%%

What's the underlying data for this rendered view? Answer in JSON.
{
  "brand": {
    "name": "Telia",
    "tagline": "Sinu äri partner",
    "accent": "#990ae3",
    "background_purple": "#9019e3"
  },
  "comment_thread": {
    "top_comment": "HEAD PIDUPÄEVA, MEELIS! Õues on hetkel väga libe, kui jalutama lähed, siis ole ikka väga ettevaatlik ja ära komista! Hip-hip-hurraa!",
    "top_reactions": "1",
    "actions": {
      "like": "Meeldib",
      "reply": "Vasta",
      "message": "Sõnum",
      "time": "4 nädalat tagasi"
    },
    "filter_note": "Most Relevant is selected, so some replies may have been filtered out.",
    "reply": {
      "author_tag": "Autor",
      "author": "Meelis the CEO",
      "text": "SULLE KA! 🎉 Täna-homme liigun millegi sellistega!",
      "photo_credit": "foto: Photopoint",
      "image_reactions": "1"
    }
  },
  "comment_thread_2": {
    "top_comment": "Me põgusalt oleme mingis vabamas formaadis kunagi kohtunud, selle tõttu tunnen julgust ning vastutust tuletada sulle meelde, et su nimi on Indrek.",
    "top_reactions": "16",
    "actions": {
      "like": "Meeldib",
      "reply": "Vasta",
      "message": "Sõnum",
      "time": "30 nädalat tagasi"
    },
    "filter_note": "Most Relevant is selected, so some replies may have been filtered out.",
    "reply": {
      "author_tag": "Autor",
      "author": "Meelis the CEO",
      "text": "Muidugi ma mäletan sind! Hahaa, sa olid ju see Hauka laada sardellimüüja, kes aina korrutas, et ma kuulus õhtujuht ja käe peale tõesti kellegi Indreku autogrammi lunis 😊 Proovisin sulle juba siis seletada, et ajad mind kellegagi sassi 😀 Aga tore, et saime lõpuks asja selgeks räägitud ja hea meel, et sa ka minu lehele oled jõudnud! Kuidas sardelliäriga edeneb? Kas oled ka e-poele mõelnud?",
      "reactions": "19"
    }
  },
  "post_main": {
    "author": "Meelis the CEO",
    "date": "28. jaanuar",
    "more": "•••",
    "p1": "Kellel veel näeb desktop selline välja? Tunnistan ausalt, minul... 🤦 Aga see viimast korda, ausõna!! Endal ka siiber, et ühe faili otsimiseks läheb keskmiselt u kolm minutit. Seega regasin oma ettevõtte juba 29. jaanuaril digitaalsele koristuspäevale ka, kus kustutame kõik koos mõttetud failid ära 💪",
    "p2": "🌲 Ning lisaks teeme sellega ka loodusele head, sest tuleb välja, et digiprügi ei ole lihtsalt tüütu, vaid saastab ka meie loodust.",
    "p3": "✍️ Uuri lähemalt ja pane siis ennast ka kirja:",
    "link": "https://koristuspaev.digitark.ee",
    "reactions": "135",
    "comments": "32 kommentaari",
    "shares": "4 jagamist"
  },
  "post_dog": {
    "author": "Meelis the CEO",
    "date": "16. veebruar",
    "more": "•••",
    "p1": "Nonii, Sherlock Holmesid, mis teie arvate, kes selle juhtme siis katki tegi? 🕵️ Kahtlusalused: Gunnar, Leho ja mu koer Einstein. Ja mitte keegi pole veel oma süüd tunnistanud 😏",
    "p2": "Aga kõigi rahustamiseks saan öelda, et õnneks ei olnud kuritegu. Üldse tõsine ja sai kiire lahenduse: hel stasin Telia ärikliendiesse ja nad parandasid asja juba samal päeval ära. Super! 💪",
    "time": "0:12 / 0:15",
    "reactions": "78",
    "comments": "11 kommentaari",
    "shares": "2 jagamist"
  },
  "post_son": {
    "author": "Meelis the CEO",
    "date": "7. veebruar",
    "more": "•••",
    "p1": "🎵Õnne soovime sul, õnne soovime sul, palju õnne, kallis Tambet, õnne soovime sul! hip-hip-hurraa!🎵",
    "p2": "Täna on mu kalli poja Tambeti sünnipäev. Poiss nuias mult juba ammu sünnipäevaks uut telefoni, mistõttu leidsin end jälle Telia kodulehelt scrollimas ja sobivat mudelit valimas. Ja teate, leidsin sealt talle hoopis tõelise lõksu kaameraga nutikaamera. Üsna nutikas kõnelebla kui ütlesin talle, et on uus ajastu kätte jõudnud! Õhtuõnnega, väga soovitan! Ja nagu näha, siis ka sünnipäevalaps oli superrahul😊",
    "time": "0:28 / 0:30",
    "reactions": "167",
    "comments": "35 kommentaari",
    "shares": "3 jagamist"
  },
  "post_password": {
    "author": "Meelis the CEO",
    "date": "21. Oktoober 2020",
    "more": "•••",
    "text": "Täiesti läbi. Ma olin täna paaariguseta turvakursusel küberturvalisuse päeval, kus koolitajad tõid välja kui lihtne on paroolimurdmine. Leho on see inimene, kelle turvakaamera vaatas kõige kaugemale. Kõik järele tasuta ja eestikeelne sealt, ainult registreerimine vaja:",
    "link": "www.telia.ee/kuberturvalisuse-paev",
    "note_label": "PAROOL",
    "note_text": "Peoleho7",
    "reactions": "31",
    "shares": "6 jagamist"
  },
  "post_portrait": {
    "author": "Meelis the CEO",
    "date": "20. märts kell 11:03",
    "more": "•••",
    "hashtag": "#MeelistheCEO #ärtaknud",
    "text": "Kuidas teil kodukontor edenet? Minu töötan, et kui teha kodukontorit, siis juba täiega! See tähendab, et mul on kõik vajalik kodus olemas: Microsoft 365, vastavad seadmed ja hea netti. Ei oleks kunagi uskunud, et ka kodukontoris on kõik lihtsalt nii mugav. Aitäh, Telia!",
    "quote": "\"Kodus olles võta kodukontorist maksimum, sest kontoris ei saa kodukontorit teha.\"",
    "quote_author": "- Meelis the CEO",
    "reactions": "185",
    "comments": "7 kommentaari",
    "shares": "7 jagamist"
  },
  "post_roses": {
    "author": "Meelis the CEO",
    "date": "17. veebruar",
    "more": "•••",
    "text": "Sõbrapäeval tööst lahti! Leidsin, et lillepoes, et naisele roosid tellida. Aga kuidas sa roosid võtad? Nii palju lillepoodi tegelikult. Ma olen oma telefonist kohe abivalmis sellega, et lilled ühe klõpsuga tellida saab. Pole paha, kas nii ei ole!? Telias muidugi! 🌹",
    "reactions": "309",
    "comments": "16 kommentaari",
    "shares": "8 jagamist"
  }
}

%%

## TASK REQUIREMENTS
Exact output of every entry is required.

## COMPLETED EXERCISE
What's the underlying data for this rendered view? Answer in JSON.
{
  "brand": {
    "name": "Telia",
    "tagline": "Sinu äri partner",
    "accent": "#990ae3",
    "background_purple": "#9019e3"
  },
  "comment_thread": {
    "top_comment": "HEAD PIDUPÄEVA, MEELIS! Õues on hetkel väga libe, kui jalutama lähed, siis ole ikka väga ettevaatlik ja ära komista! Hip-hip-hurraa!",
    "top_reactions": "1",
    "actions": {
      "like": "Meeldib",
      "reply": "Vasta",
      "message": "Sõnum",
      "time": "4 nädalat tagasi"
    },
    "filter_note": "Most Relevant is selected, so some replies may have been filtered out.",
    "reply": {
      "author_tag": "Autor",
      "author": "Meelis the CEO",
      "text": "SULLE KA! 🎉 Täna-homme liigun millegi sellistega!",
      "photo_credit": "foto: Photopoint",
      "image_reactions": "1"
    }
  },
  "comment_thread_2": {
    "top_comment": "Me põgusalt oleme mingis vabamas formaadis kunagi kohtunud, selle tõttu tunnen julgust ning vastutust tuletada sulle meelde, et su nimi on Indrek.",
    "top_reactions": "16",
    "actions": {
      "like": "Meeldib",
      "reply": "Vasta",
      "message": "Sõnum",
      "time": "30 nädalat tagasi"
    },
    "filter_note": "Most Relevant is selected, so some replies may have been filtered out.",
    "reply": {
      "author_tag": "Autor",
      "author": "Meelis the CEO",
      "text": "Muidugi ma mäletan sind! Hahaa, sa olid ju see Hauka laada sardellimüüja, kes aina korrutas, et ma kuulus õhtujuht ja käe peale tõesti kellegi Indreku autogrammi lunis 😊 Proovisin sulle juba siis seletada, et ajad mind kellegagi sassi 😀 Aga tore, et saime lõpuks asja selgeks räägitud ja hea meel, et sa ka minu lehele oled jõudnud! Kuidas sardelliäriga edeneb? Kas oled ka e-poele mõelnud?",
      "reactions": "19"
    }
  },
  "post_main": {
    "author": "Meelis the CEO",
    "date": "28. jaanuar",
    "more": "•••",
    "p1": "Kellel veel näeb desktop selline välja? Tunnistan ausalt, minul... 🤦 Aga see viimast korda, ausõna!! Endal ka siiber, et ühe faili otsimiseks läheb keskmiselt u kolm minutit. Seega regasin oma ettevõtte juba 29. jaanuaril digitaalsele koristuspäevale ka, kus kustutame kõik koos mõttetud failid ära 💪",
    "p2": "🌲 Ning lisaks teeme sellega ka loodusele head, sest tuleb välja, et digiprügi ei ole lihtsalt tüütu, vaid saastab ka meie loodust.",
    "p3": "✍️ Uuri lähemalt ja pane siis ennast ka kirja:",
    "link": "https://koristuspaev.digitark.ee",
    "reactions": "135",
    "comments": "32 kommentaari",
    "shares": "4 jagamist"
  },
  "post_dog": {
    "author": "Meelis the CEO",
    "date": "16. veebruar",
    "more": "•••",
    "p1": "Nonii, Sherlock Holmesid, mis teie arvate, kes selle juhtme siis katki tegi? 🕵️ Kahtlusalused: Gunnar, Leho ja mu koer Einstein. Ja mitte keegi pole veel oma süüd tunnistanud 😏",
    "p2": "Aga kõigi rahustamiseks saan öelda, et õnneks ei olnud kuritegu. Üldse tõsine ja sai kiire lahenduse: hel stasin Telia ärikliendiesse ja nad parandasid asja juba samal päeval ära. Super! 💪",
    "time": "0:12 / 0:15",
    "reactions": "78",
    "comments": "11 kommentaari",
    "shares": "2 jagamist"
  },
  "post_son": {
    "author": "Meelis the CEO",
    "date": "7. veebruar",
    "more": "•••",
    "p1": "🎵Õnne soovime sul, õnne soovime sul, palju õnne, kallis Tambet, õnne soovime sul! hip-hip-hurraa!🎵",
    "p2": "Täna on mu kalli poja Tambeti sünnipäev. Poiss nuias mult juba ammu sünnipäevaks uut telefoni, mistõttu leidsin end jälle Telia kodulehelt scrollimas ja sobivat mudelit valimas. Ja teate, leidsin sealt talle hoopis tõelise lõksu kaameraga nutikaamera. Üsna nutikas kõnelebla kui ütlesin talle, et on uus ajastu kätte jõudnud! Õhtuõnnega, väga soovitan! Ja nagu näha, siis ka sünnipäevalaps oli superrahul😊",
    "time": "0:28 / 0:30",
    "reactions": "167",
    "comments": "35 kommentaari",
    "shares": "3 jagamist"
  },
  "post_password": {
    "author": "Meelis the CEO",
    "date": "21. Oktoober 2020",
    "more": "•••",
    "text": "Täiesti läbi. Ma olin täna paaariguseta turvakursusel küberturvalisuse päeval, kus koolitajad tõid välja kui lihtne on paroolimurdmine. Leho on see inimene, kelle turvakaamera vaatas kõige kaugemale. Kõik järele tasuta ja eestikeelne sealt, ainult registreerimine vaja:",
    "link": "www.telia.ee/kuberturvalisuse-paev",
    "note_label": "PAROOL",
    "note_text": "Peoleho7",
    "reactions": "31",
    "shares": "6 jagamist"
  },
  "post_portrait": {
    "author": "Meelis the CEO",
    "date": "20. märts kell 11:03",
    "more": "•••",
    "hashtag": "#MeelistheCEO #ärtaknud",
    "text": "Kuidas teil kodukontor edenet? Minu töötan, et kui teha kodukontorit, siis juba täiega! See tähendab, et mul on kõik vajalik kodus olemas: Microsoft 365, vastavad seadmed ja hea netti. Ei oleks kunagi uskunud, et ka kodukontoris on kõik lihtsalt nii mugav. Aitäh, Telia!",
    "quote": "\"Kodus olles võta kodukontorist maksimum, sest kontoris ei saa kodukontorit teha.\"",
    "quote_author": "- Meelis the CEO",
    "reactions": "185",
    "comments": "7 kommentaari",
    "shares": "7 jagamist"
  },
  "post_roses": {
    "author": "Meelis the CEO",
    "date": "17. veebruar",
    "more": "•••",
    "text": "Sõbrapäeval tööst lahti! Leidsin, et lillepoes, et naisele roosid tellida. Aga kuidas sa roosid võtad? Nii palju lillepoodi tegelikult. Ma olen oma telefonist kohe abivalmis sellega, et lilled ühe klõpsuga tellida saab. Pole paha, kas nii ei ole!? Telias muidugi! 🌹",
    "reactions": "309",
    "comments": "16 kommentaari",
    "shares": "8 jagamist"
  }
}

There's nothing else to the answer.